> _Problem description_: In the following material, identify every line holding the string "发挥想象" and return it.

> _Recorded information_:
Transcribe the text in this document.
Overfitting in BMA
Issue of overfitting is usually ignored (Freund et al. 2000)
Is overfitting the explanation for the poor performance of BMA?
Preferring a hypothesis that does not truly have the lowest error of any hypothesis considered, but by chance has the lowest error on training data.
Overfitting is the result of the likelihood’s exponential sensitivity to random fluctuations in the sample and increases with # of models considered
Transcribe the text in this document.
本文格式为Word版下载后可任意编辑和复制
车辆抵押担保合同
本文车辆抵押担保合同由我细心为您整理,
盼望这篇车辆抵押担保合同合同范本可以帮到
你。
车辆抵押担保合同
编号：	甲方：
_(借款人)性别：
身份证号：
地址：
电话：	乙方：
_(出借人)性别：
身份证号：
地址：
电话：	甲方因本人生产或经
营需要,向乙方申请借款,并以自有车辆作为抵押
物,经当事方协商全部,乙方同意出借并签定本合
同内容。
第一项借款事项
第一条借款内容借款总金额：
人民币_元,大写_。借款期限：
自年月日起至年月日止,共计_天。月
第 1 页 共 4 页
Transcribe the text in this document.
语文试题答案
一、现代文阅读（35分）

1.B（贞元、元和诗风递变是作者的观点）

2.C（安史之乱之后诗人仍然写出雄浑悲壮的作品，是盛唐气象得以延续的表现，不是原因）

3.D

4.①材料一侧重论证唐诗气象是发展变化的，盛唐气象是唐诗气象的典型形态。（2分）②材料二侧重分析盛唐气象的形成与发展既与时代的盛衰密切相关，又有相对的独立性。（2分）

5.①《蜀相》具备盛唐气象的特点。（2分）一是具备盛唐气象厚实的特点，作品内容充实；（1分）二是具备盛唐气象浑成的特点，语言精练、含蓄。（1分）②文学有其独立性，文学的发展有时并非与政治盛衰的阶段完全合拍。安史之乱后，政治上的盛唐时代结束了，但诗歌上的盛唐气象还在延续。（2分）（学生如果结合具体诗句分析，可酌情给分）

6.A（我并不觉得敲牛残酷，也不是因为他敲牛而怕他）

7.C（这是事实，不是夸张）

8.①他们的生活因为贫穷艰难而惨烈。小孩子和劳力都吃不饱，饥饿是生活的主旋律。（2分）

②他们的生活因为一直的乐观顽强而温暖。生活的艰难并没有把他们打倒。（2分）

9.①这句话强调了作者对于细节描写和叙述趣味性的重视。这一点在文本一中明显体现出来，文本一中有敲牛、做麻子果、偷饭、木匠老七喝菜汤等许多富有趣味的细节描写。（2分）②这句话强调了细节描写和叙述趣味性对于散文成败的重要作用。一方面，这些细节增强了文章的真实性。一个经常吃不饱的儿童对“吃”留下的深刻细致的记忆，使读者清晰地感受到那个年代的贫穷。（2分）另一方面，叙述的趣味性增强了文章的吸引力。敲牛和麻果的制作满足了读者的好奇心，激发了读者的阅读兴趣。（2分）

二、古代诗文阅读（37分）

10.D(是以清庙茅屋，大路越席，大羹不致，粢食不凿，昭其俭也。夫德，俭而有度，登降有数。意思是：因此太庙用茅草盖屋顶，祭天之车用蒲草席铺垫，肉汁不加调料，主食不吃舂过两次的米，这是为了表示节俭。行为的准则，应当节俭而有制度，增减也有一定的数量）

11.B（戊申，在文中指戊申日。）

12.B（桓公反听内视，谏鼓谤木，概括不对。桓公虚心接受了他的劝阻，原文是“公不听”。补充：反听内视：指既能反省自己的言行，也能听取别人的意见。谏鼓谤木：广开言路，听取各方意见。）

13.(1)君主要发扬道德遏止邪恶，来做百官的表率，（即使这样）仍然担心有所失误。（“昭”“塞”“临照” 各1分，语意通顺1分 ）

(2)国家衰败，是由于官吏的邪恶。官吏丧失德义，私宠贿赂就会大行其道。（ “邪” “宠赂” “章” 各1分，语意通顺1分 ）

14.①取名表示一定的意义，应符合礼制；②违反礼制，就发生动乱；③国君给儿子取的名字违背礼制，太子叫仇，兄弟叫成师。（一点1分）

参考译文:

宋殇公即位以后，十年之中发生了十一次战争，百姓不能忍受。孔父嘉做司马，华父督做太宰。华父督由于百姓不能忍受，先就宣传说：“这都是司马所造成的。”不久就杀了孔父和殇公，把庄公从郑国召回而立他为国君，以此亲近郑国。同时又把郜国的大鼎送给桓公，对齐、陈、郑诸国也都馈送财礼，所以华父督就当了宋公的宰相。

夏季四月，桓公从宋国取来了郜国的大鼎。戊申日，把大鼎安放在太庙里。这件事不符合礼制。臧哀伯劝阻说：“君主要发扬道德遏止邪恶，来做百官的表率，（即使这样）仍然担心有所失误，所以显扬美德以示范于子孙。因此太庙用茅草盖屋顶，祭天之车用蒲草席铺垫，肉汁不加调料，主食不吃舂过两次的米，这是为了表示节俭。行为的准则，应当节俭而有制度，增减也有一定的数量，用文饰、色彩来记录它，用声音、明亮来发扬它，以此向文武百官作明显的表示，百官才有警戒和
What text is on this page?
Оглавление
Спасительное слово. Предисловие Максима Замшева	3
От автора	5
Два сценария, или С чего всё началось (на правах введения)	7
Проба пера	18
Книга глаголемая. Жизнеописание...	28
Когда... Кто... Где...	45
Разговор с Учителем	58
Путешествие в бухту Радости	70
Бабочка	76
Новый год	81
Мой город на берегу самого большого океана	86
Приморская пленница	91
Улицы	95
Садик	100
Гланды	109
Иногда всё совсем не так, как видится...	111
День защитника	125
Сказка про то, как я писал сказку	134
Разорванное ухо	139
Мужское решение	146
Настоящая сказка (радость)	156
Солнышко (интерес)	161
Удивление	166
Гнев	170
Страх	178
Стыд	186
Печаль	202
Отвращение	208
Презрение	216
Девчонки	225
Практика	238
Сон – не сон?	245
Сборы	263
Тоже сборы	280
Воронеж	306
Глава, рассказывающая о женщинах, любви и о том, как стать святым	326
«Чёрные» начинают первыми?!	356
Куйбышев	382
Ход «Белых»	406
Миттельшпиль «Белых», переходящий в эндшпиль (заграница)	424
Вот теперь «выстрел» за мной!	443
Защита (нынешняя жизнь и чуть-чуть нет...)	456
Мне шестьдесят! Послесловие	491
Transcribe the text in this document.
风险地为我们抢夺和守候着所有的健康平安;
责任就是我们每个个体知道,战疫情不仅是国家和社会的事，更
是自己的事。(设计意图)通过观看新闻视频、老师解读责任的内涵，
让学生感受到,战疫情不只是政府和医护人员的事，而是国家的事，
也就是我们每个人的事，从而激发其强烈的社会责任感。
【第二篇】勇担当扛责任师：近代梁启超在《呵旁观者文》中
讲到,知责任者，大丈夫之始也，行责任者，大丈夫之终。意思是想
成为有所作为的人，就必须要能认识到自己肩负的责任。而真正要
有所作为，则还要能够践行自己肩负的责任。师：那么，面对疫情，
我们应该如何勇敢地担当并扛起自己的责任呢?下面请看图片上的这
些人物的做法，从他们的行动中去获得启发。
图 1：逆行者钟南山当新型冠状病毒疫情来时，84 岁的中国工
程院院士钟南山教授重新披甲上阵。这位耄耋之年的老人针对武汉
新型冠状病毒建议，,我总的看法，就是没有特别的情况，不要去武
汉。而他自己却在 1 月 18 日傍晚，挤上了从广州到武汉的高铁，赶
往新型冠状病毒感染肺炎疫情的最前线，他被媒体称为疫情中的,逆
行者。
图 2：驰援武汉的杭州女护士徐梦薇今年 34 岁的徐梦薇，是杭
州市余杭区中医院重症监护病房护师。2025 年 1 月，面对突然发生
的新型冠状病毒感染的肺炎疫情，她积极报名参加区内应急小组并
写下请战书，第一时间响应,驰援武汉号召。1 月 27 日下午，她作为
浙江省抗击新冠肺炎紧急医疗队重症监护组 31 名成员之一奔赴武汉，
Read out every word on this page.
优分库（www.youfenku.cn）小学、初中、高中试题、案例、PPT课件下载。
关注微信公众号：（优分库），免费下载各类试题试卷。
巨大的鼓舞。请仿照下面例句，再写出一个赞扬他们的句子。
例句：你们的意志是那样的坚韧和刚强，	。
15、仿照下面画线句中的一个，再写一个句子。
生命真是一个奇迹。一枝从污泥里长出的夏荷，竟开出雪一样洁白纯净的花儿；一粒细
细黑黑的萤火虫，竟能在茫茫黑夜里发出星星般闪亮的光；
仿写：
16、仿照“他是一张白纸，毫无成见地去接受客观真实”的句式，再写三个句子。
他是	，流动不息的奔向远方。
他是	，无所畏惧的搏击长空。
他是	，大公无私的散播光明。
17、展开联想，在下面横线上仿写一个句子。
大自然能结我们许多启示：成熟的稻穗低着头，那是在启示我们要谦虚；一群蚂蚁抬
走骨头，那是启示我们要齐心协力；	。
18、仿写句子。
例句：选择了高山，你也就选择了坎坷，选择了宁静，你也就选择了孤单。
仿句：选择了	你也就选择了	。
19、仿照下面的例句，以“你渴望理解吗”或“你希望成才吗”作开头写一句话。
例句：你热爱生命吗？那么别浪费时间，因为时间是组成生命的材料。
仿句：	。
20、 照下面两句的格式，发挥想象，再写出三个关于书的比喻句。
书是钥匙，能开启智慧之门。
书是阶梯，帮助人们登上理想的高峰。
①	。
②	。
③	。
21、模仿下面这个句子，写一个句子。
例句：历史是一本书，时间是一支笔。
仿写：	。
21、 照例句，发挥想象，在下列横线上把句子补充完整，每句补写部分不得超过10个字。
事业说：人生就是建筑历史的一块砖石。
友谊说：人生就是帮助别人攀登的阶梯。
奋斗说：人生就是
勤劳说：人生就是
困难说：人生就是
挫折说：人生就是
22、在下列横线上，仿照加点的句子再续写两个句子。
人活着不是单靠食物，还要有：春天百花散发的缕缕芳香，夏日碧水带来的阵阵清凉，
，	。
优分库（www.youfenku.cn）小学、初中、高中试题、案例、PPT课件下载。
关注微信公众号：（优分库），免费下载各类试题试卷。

> _Task result_:
20、 照下面两句的格式，发挥想象，再写出三个关于书的比喻句。
21、 照例句，发挥想象，在下列横线上把句子补充完整，每句补写部分不得超过10个字。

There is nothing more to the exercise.